** INSTRUCTION **
In the following material, identify every line holding the string "points" and return it.

>> Begin RECORD EXCERPTS

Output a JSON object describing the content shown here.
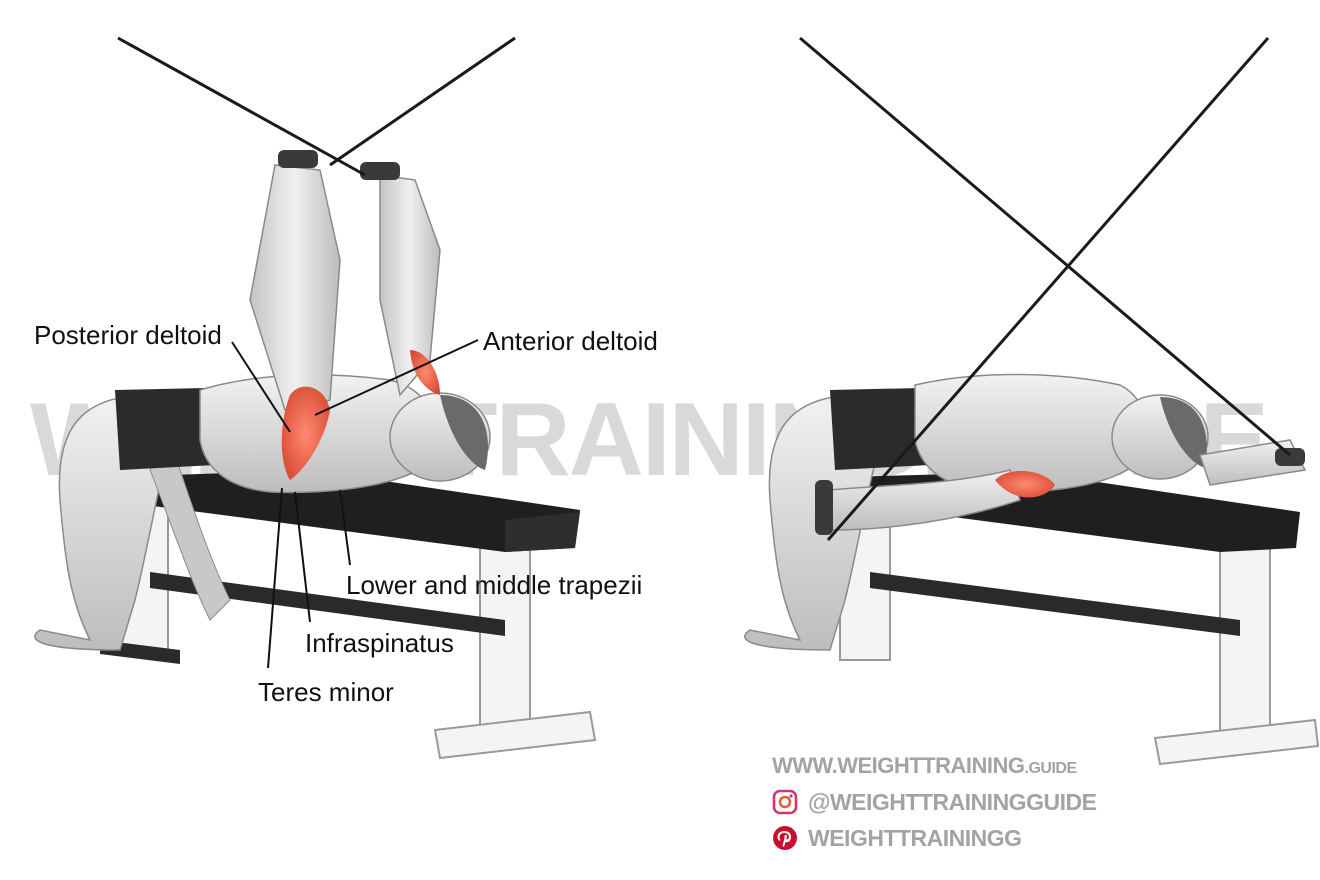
{
  "watermark": "WEIGHTTRAINING.GUIDE",
  "labels": {
    "posterior_deltoid": "Posterior deltoid",
    "anterior_deltoid": "Anterior deltoid",
    "lower_middle_trapezii": "Lower and middle trapezii",
    "infraspinatus": "Infraspinatus",
    "teres_minor": "Teres minor"
  },
  "credits": {
    "website_main": "WWW.WEIGHTTRAINING",
    "website_suffix": ".GUIDE",
    "instagram_handle": "@WEIGHTTRAININGGUIDE",
    "pinterest_handle": "WEIGHTTRAININGG"
  },
  "icons": {
    "instagram": "instagram-icon",
    "pinterest": "pinterest-icon"
  },
  "colors": {
    "muscle_highlight": "#e8604a",
    "skin": "#dcdcdc",
    "bench_pad": "#1f1f1f",
    "bench_frame": "#f4f4f4",
    "watermark": "#d9d9d9",
    "credit_text": "#a3a3a3",
    "instagram": "#d6336c",
    "pinterest": "#c8102e"
  }
}
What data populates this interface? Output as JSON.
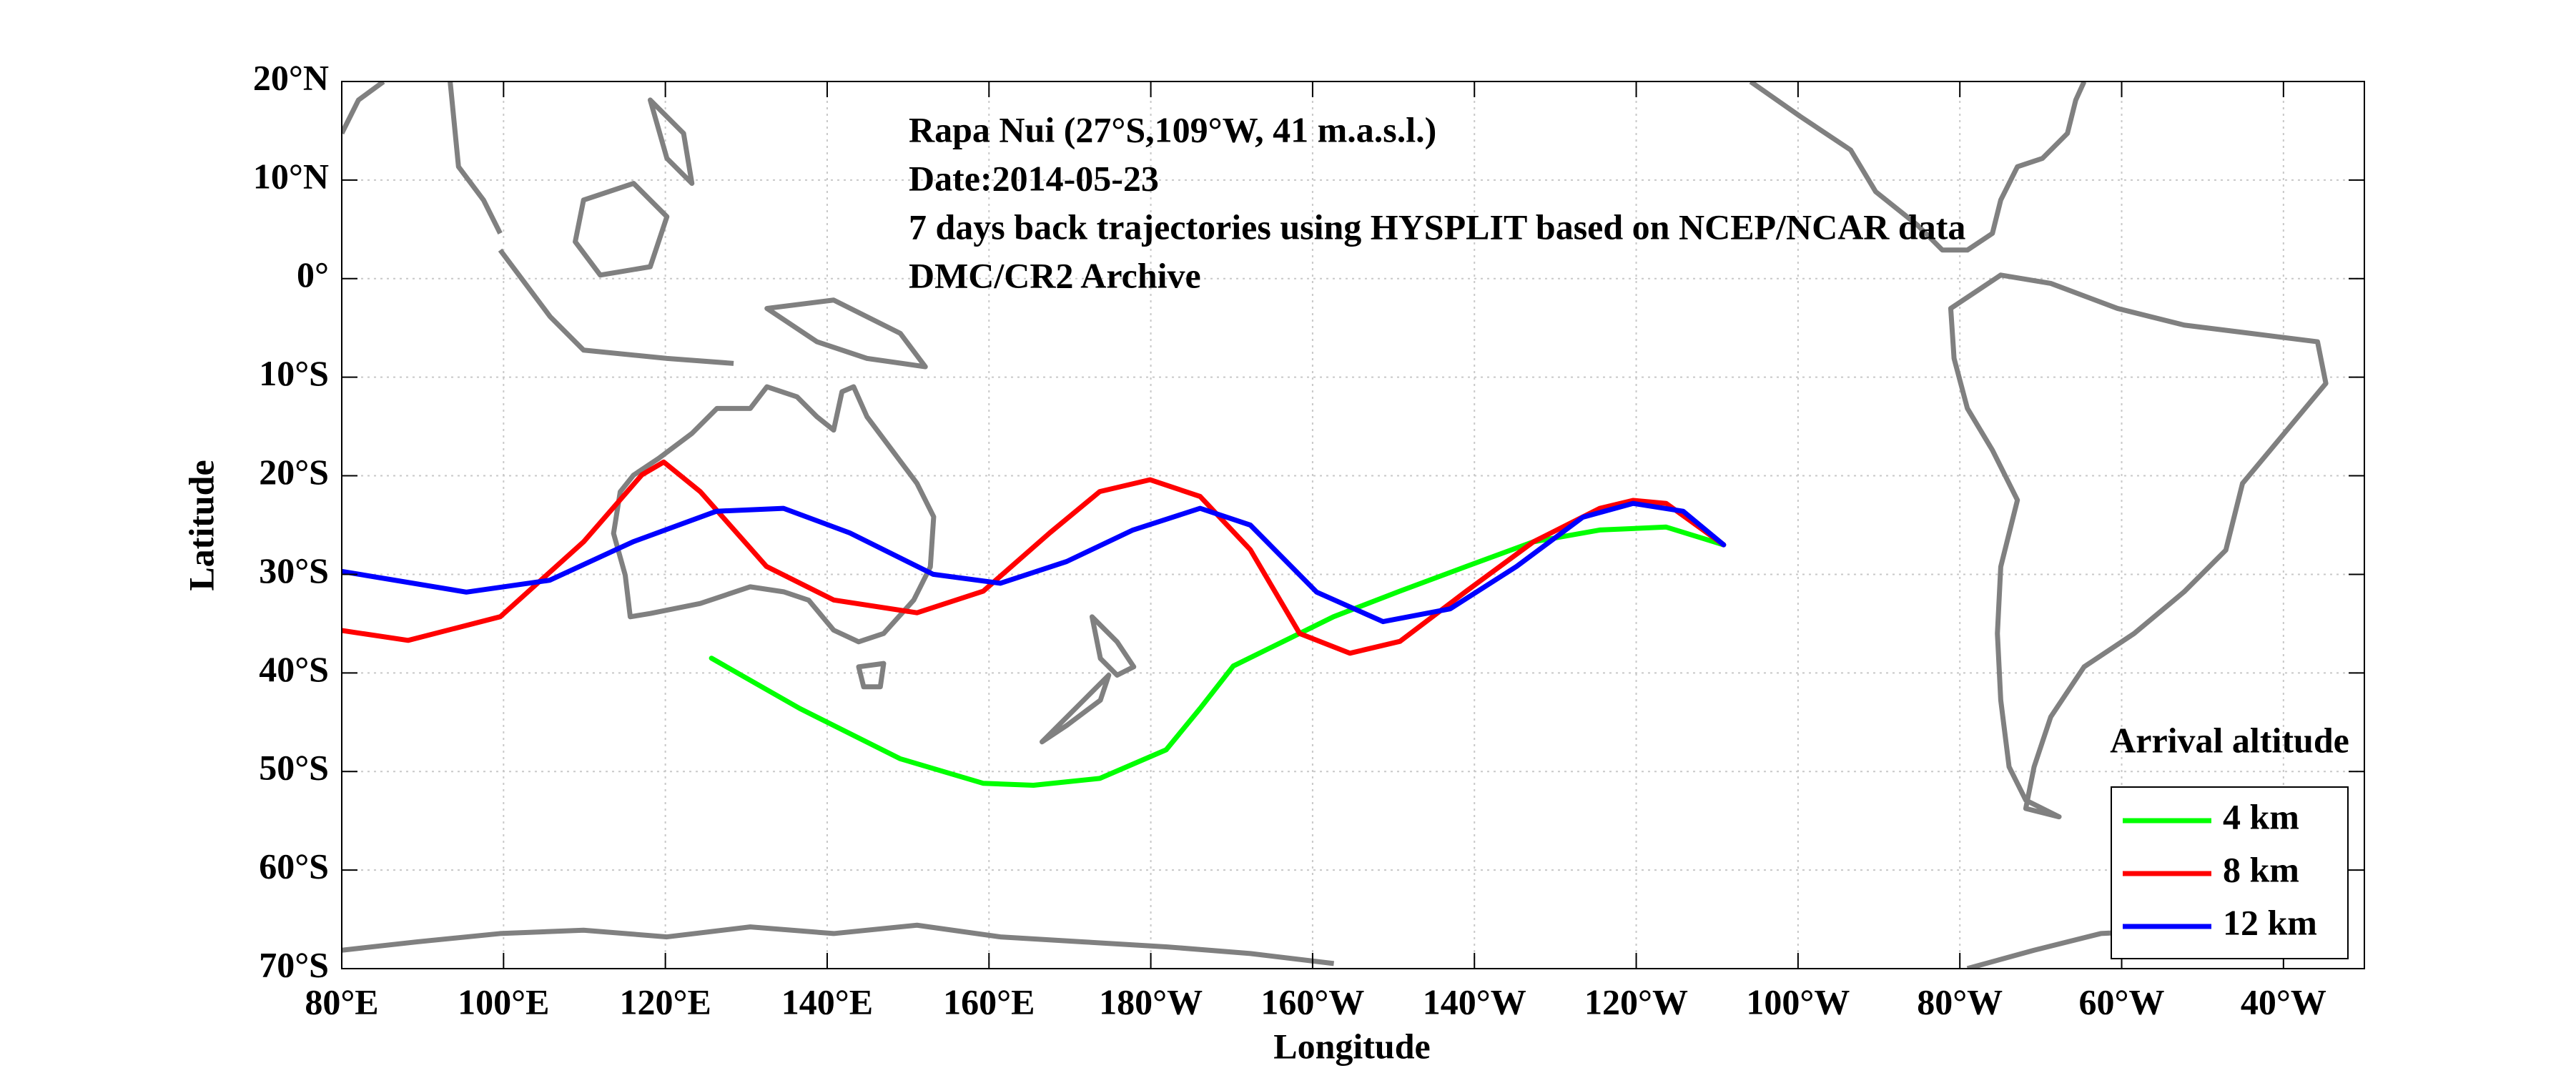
{
  "chart_data": {
    "type": "line",
    "annotations": [
      "Rapa Nui (27°S,109°W, 41 m.a.s.l.)",
      "Date:2014-05-23",
      "7 days back trajectories using HYSPLIT based on NCEP/NCAR data",
      "DMC/CR2 Archive"
    ],
    "x_label": "Longitude",
    "y_label": "Latitude",
    "legend_title": "Arrival altitude",
    "legend_loc": "lower right",
    "grid": true,
    "xlim": [
      80,
      330
    ],
    "xticks": [
      {
        "value": 80,
        "label": "80°E"
      },
      {
        "value": 100,
        "label": "100°E"
      },
      {
        "value": 120,
        "label": "120°E"
      },
      {
        "value": 140,
        "label": "140°E"
      },
      {
        "value": 160,
        "label": "160°E"
      },
      {
        "value": 180,
        "label": "180°W"
      },
      {
        "value": 200,
        "label": "160°W"
      },
      {
        "value": 220,
        "label": "140°W"
      },
      {
        "value": 240,
        "label": "120°W"
      },
      {
        "value": 260,
        "label": "100°W"
      },
      {
        "value": 280,
        "label": "80°W"
      },
      {
        "value": 300,
        "label": "60°W"
      },
      {
        "value": 320,
        "label": "40°W"
      }
    ],
    "ylim": [
      -70,
      20
    ],
    "yticks": [
      {
        "value": -70,
        "label": "70°S"
      },
      {
        "value": -60,
        "label": "60°S"
      },
      {
        "value": -50,
        "label": "50°S"
      },
      {
        "value": -40,
        "label": "40°S"
      },
      {
        "value": -30,
        "label": "30°S"
      },
      {
        "value": -20,
        "label": "20°S"
      },
      {
        "value": -10,
        "label": "10°S"
      },
      {
        "value": 0,
        "label": "0°"
      },
      {
        "value": 10,
        "label": "10°N"
      },
      {
        "value": 20,
        "label": "20°N"
      }
    ],
    "series": [
      {
        "name": "4 km",
        "color": "#00ff00",
        "x": [
          125.7,
          136.6,
          149.0,
          159.3,
          165.5,
          173.7,
          181.9,
          186.1,
          190.2,
          196.4,
          202.6,
          210.8,
          219.0,
          227.3,
          235.5,
          243.7,
          250.8
        ],
        "values": [
          -38.5,
          -43.6,
          -48.7,
          -51.2,
          -51.4,
          -50.7,
          -47.8,
          -43.6,
          -39.3,
          -36.8,
          -34.3,
          -31.7,
          -29.2,
          -26.7,
          -25.5,
          -25.2,
          -27.0
        ]
      },
      {
        "name": "8 km",
        "color": "#ff0000",
        "x": [
          80.0,
          88.2,
          99.6,
          109.9,
          117.1,
          119.8,
          124.3,
          132.5,
          140.8,
          151.1,
          159.3,
          167.5,
          173.7,
          179.9,
          186.1,
          192.3,
          198.4,
          204.6,
          210.8,
          219.0,
          227.3,
          235.5,
          239.6,
          243.7,
          250.8
        ],
        "values": [
          -35.7,
          -36.7,
          -34.3,
          -26.7,
          -19.9,
          -18.6,
          -21.6,
          -29.2,
          -32.6,
          -33.9,
          -31.7,
          -25.8,
          -21.6,
          -20.4,
          -22.1,
          -27.5,
          -36.0,
          -38.0,
          -36.8,
          -31.7,
          -26.7,
          -23.3,
          -22.5,
          -22.8,
          -27.0
        ]
      },
      {
        "name": "12 km",
        "color": "#0000ff",
        "x": [
          80.0,
          95.4,
          105.7,
          116.0,
          126.3,
          134.6,
          142.8,
          153.1,
          161.4,
          169.6,
          177.8,
          186.1,
          192.3,
          200.5,
          208.7,
          217.0,
          225.2,
          233.4,
          239.6,
          245.8,
          250.8
        ],
        "values": [
          -29.7,
          -31.8,
          -30.6,
          -26.7,
          -23.6,
          -23.3,
          -25.8,
          -30.0,
          -30.9,
          -28.7,
          -25.5,
          -23.3,
          -25.0,
          -31.8,
          -34.8,
          -33.5,
          -29.2,
          -24.2,
          -22.8,
          -23.6,
          -27.0
        ]
      }
    ]
  }
}
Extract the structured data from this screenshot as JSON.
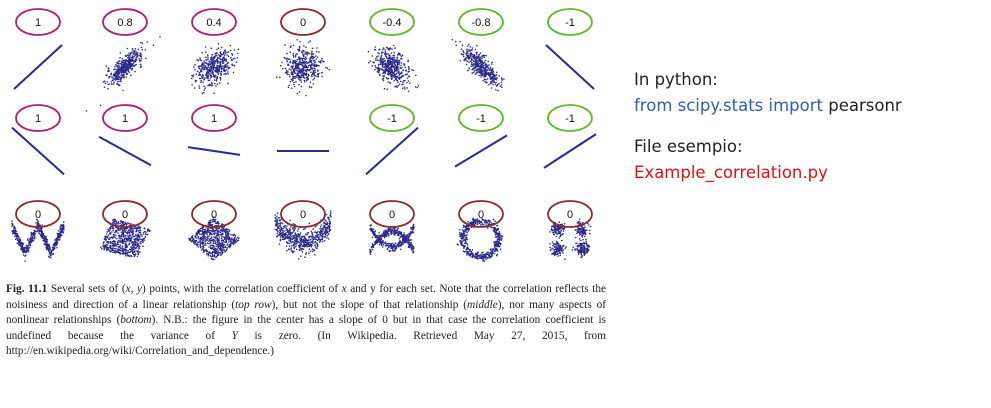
{
  "figure": {
    "row1": [
      "1",
      "0.8",
      "0.4",
      "0",
      "-0.4",
      "-0.8",
      "-1"
    ],
    "row2": [
      "1",
      "1",
      "1",
      "",
      "-1",
      "-1",
      "-1"
    ],
    "row3": [
      "0",
      "0",
      "0",
      "0",
      "0",
      "0",
      "0"
    ],
    "colors": {
      "points": "#2a2a8c",
      "positive_circle": "#b0197e",
      "negative_circle": "#5cb82a",
      "zero_circle": "#8a2a2a"
    }
  },
  "caption": {
    "label": "Fig. 11.1",
    "parts": [
      " Several sets of (",
      "x, y",
      ") points, with the correlation coefficient of ",
      "x",
      " and y for each set. Note that the correlation reflects the noisiness and direction of a linear relationship (",
      "top row",
      "), but not the slope of that relationship (",
      "middle",
      "), nor many aspects of nonlinear relationships (",
      "bottom",
      "). N.B.: the figure in the center has a slope of 0 but in that case the correlation coefficient is undefined because the variance of ",
      "Y",
      " is zero. (In Wikipedia. Retrieved May 27, 2015, from http://en.wikipedia.org/wiki/Correlation_and_dependence.)"
    ]
  },
  "side": {
    "python_label": "In python:",
    "import_keywords": "from scipy.stats import",
    "import_name": " pearsonr",
    "file_label": "File esempio:",
    "file_name": "Example_correlation.py",
    "colors": {
      "keyword": "#2e5fb5",
      "file": "#e01010",
      "text": "#222222"
    }
  }
}
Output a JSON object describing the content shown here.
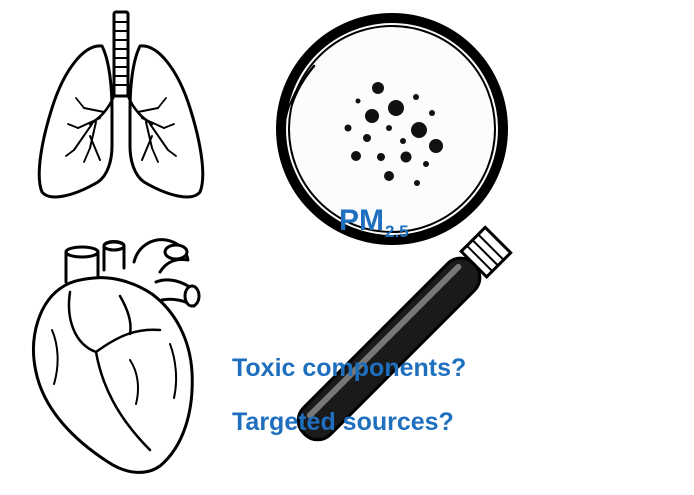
{
  "colors": {
    "accent_text": "#1f6fbf",
    "outline": "#000000",
    "lens_tint": "#fbfcfe",
    "particle": "#111111"
  },
  "icons": {
    "lungs": "lungs-icon",
    "heart": "heart-icon",
    "magnifier": "magnifying-glass-icon",
    "particles": "particulate-matter-icon"
  },
  "magnifier": {
    "label_main": "PM",
    "label_sub": "2.5"
  },
  "questions": {
    "toxic": "Toxic components?",
    "sources": "Targeted sources?"
  }
}
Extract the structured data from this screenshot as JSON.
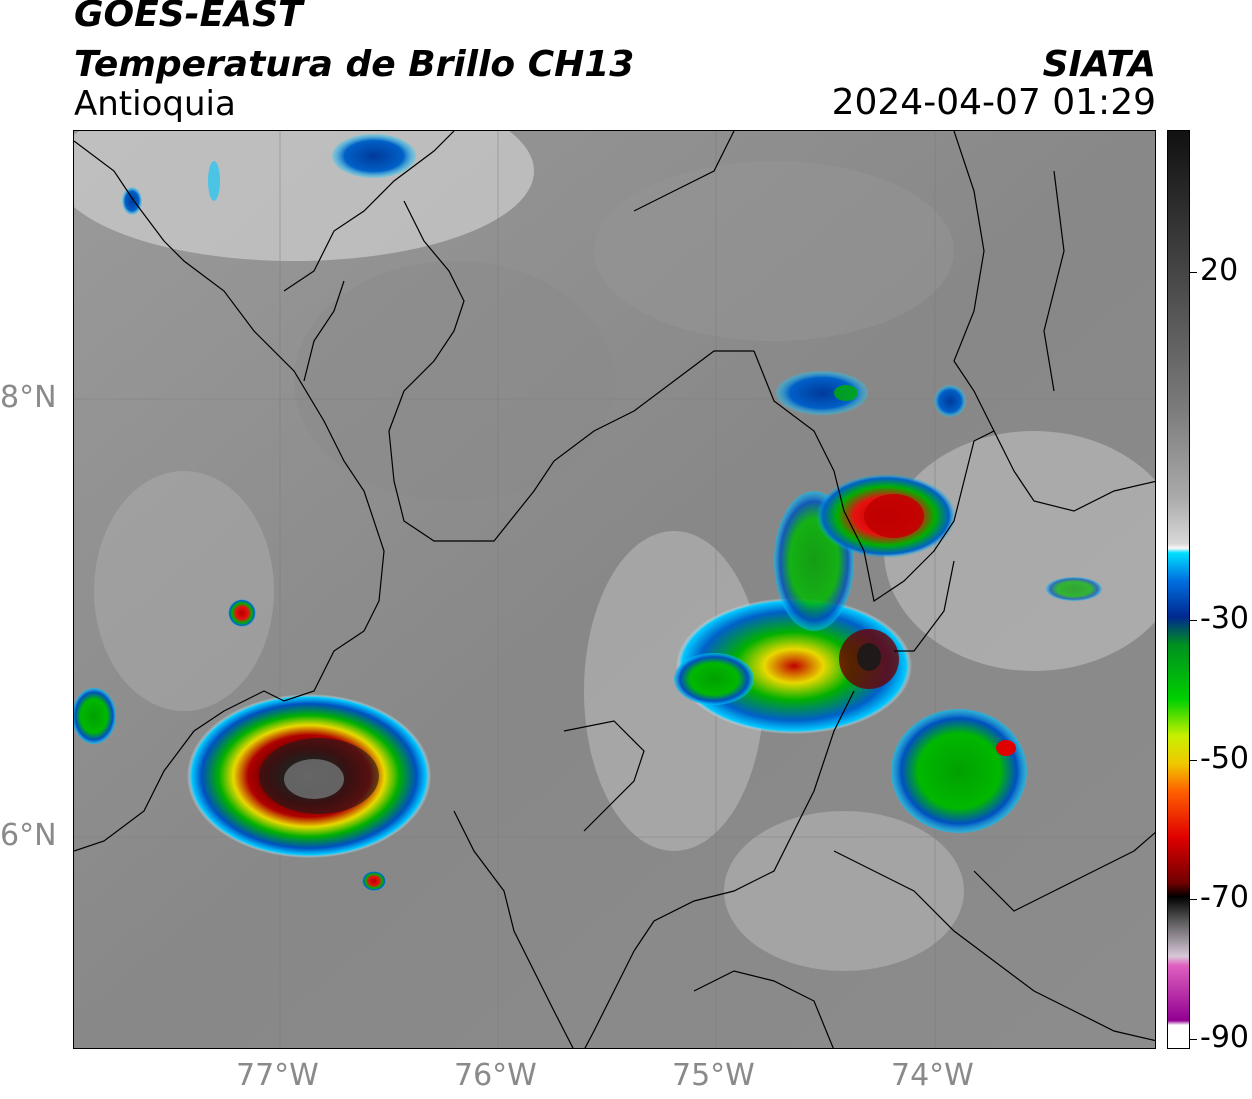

>> End RECORD EXCERPTS

** FINISHED TASK **
      "points": "#2a2a8c",
      ") points, with the correlation coefficient of ",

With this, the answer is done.